* _Problem details_: Please repeat all of the lines that follow, exactly as written.

::::::::::

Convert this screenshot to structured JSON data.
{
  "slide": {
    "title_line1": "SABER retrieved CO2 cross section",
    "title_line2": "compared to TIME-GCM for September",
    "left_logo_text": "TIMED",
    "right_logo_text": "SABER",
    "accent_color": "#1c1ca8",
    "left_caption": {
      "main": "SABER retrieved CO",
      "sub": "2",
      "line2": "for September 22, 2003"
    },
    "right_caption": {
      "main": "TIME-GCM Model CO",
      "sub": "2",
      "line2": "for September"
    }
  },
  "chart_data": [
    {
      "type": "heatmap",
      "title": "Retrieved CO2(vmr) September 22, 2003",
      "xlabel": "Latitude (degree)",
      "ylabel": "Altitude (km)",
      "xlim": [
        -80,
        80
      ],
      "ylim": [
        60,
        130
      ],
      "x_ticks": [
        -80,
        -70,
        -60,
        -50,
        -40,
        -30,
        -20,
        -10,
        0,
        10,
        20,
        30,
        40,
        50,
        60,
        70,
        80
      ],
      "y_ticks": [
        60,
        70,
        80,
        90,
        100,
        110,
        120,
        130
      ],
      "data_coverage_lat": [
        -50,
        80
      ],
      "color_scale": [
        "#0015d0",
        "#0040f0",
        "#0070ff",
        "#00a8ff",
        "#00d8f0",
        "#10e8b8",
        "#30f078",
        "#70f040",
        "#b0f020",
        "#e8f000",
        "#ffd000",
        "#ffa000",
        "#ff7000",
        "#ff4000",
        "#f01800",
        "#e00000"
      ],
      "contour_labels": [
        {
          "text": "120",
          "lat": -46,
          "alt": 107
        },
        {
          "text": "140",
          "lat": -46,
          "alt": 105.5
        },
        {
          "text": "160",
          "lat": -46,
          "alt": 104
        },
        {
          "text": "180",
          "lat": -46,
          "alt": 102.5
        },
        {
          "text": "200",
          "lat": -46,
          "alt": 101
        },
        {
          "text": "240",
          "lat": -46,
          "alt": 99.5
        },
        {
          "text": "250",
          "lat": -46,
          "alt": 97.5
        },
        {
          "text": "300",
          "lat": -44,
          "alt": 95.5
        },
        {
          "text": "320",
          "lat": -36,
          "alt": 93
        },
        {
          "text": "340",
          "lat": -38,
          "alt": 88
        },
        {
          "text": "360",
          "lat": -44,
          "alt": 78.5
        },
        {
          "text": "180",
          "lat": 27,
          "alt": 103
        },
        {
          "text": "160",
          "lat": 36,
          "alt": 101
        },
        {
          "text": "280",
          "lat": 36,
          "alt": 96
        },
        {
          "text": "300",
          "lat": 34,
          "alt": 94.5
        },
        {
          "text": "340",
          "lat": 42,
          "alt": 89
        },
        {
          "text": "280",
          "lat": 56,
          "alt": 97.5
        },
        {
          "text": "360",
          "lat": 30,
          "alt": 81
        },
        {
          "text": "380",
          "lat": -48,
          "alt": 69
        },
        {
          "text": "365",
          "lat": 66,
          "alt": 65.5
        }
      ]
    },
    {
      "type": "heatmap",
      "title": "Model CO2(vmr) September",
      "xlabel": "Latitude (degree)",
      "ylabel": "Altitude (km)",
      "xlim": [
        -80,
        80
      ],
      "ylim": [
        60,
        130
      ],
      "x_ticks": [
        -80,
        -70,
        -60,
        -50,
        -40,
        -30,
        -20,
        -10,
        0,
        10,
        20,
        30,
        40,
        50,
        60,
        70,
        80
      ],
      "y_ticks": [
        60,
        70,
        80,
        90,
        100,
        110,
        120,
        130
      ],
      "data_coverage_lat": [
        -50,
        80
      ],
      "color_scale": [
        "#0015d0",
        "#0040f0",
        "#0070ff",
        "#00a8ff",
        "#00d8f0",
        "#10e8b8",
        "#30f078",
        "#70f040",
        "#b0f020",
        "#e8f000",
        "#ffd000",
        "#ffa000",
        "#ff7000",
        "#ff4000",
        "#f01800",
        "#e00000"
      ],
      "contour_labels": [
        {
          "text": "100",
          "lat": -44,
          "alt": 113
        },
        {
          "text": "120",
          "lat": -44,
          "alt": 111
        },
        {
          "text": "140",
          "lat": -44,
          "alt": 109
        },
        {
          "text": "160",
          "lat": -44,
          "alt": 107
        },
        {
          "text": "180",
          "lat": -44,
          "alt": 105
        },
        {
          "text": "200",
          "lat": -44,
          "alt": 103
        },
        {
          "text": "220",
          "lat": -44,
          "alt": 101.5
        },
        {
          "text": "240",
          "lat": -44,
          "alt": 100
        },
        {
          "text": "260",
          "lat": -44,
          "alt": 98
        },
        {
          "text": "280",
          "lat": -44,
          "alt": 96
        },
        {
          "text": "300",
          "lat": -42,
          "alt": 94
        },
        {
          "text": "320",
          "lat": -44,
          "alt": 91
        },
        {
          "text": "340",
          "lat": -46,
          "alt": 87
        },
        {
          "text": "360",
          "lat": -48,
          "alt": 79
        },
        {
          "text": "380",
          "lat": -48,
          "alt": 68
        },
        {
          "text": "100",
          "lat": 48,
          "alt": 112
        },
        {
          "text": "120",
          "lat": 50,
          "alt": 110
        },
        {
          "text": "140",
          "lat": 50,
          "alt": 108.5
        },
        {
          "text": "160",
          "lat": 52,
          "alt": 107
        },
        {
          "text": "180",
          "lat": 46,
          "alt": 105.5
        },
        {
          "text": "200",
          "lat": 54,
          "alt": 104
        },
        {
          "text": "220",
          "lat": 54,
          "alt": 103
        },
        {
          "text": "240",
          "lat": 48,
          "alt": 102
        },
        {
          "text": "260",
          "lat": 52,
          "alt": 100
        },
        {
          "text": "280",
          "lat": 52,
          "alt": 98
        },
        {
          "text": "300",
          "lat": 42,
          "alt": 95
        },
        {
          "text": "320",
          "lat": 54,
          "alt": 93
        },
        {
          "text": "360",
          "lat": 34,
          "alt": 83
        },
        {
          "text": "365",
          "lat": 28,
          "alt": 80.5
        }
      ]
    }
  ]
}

::::::::::

* _Output for this exercise_:
Convert this screenshot to structured JSON data.
{
  "slide": {
    "title_line1": "SABER retrieved CO2 cross section",
    "title_line2": "compared to TIME-GCM for September",
    "left_logo_text": "TIMED",
    "right_logo_text": "SABER",
    "accent_color": "#1c1ca8",
    "left_caption": {
      "main": "SABER retrieved CO",
      "sub": "2",
      "line2": "for September 22, 2003"
    },
    "right_caption": {
      "main": "TIME-GCM Model CO",
      "sub": "2",
      "line2": "for September"
    }
  },
  "chart_data": [
    {
      "type": "heatmap",
      "title": "Retrieved CO2(vmr) September 22, 2003",
      "xlabel": "Latitude (degree)",
      "ylabel": "Altitude (km)",
      "xlim": [
        -80,
        80
      ],
      "ylim": [
        60,
        130
      ],
      "x_ticks": [
        -80,
        -70,
        -60,
        -50,
        -40,
        -30,
        -20,
        -10,
        0,
        10,
        20,
        30,
        40,
        50,
        60,
        70,
        80
      ],
      "y_ticks": [
        60,
        70,
        80,
        90,
        100,
        110,
        120,
        130
      ],
      "data_coverage_lat": [
        -50,
        80
      ],
      "color_scale": [
        "#0015d0",
        "#0040f0",
        "#0070ff",
        "#00a8ff",
        "#00d8f0",
        "#10e8b8",
        "#30f078",
        "#70f040",
        "#b0f020",
        "#e8f000",
        "#ffd000",
        "#ffa000",
        "#ff7000",
        "#ff4000",
        "#f01800",
        "#e00000"
      ],
      "contour_labels": [
        {
          "text": "120",
          "lat": -46,
          "alt": 107
        },
        {
          "text": "140",
          "lat": -46,
          "alt": 105.5
        },
        {
          "text": "160",
          "lat": -46,
          "alt": 104
        },
        {
          "text": "180",
          "lat": -46,
          "alt": 102.5
        },
        {
          "text": "200",
          "lat": -46,
          "alt": 101
        },
        {
          "text": "240",
          "lat": -46,
          "alt": 99.5
        },
        {
          "text": "250",
          "lat": -46,
          "alt": 97.5
        },
        {
          "text": "300",
          "lat": -44,
          "alt": 95.5
        },
        {
          "text": "320",
          "lat": -36,
          "alt": 93
        },
        {
          "text": "340",
          "lat": -38,
          "alt": 88
        },
        {
          "text": "360",
          "lat": -44,
          "alt": 78.5
        },
        {
          "text": "180",
          "lat": 27,
          "alt": 103
        },
        {
          "text": "160",
          "lat": 36,
          "alt": 101
        },
        {
          "text": "280",
          "lat": 36,
          "alt": 96
        },
        {
          "text": "300",
          "lat": 34,
          "alt": 94.5
        },
        {
          "text": "340",
          "lat": 42,
          "alt": 89
        },
        {
          "text": "280",
          "lat": 56,
          "alt": 97.5
        },
        {
          "text": "360",
          "lat": 30,
          "alt": 81
        },
        {
          "text": "380",
          "lat": -48,
          "alt": 69
        },
        {
          "text": "365",
          "lat": 66,
          "alt": 65.5
        }
      ]
    },
    {
      "type": "heatmap",
      "title": "Model CO2(vmr) September",
      "xlabel": "Latitude (degree)",
      "ylabel": "Altitude (km)",
      "xlim": [
        -80,
        80
      ],
      "ylim": [
        60,
        130
      ],
      "x_ticks": [
        -80,
        -70,
        -60,
        -50,
        -40,
        -30,
        -20,
        -10,
        0,
        10,
        20,
        30,
        40,
        50,
        60,
        70,
        80
      ],
      "y_ticks": [
        60,
        70,
        80,
        90,
        100,
        110,
        120,
        130
      ],
      "data_coverage_lat": [
        -50,
        80
      ],
      "color_scale": [
        "#0015d0",
        "#0040f0",
        "#0070ff",
        "#00a8ff",
        "#00d8f0",
        "#10e8b8",
        "#30f078",
        "#70f040",
        "#b0f020",
        "#e8f000",
        "#ffd000",
        "#ffa000",
        "#ff7000",
        "#ff4000",
        "#f01800",
        "#e00000"
      ],
      "contour_labels": [
        {
          "text": "100",
          "lat": -44,
          "alt": 113
        },
        {
          "text": "120",
          "lat": -44,
          "alt": 111
        },
        {
          "text": "140",
          "lat": -44,
          "alt": 109
        },
        {
          "text": "160",
          "lat": -44,
          "alt": 107
        },
        {
          "text": "180",
          "lat": -44,
          "alt": 105
        },
        {
          "text": "200",
          "lat": -44,
          "alt": 103
        },
        {
          "text": "220",
          "lat": -44,
          "alt": 101.5
        },
        {
          "text": "240",
          "lat": -44,
          "alt": 100
        },
        {
          "text": "260",
          "lat": -44,
          "alt": 98
        },
        {
          "text": "280",
          "lat": -44,
          "alt": 96
        },
        {
          "text": "300",
          "lat": -42,
          "alt": 94
        },
        {
          "text": "320",
          "lat": -44,
          "alt": 91
        },
        {
          "text": "340",
          "lat": -46,
          "alt": 87
        },
        {
          "text": "360",
          "lat": -48,
          "alt": 79
        },
        {
          "text": "380",
          "lat": -48,
          "alt": 68
        },
        {
          "text": "100",
          "lat": 48,
          "alt": 112
        },
        {
          "text": "120",
          "lat": 50,
          "alt": 110
        },
        {
          "text": "140",
          "lat": 50,
          "alt": 108.5
        },
        {
          "text": "160",
          "lat": 52,
          "alt": 107
        },
        {
          "text": "180",
          "lat": 46,
          "alt": 105.5
        },
        {
          "text": "200",
          "lat": 54,
          "alt": 104
        },
        {
          "text": "220",
          "lat": 54,
          "alt": 103
        },
        {
          "text": "240",
          "lat": 48,
          "alt": 102
        },
        {
          "text": "260",
          "lat": 52,
          "alt": 100
        },
        {
          "text": "280",
          "lat": 52,
          "alt": 98
        },
        {
          "text": "300",
          "lat": 42,
          "alt": 95
        },
        {
          "text": "320",
          "lat": 54,
          "alt": 93
        },
        {
          "text": "360",
          "lat": 34,
          "alt": 83
        },
        {
          "text": "365",
          "lat": 28,
          "alt": 80.5
        }
      ]
    }
  ]
}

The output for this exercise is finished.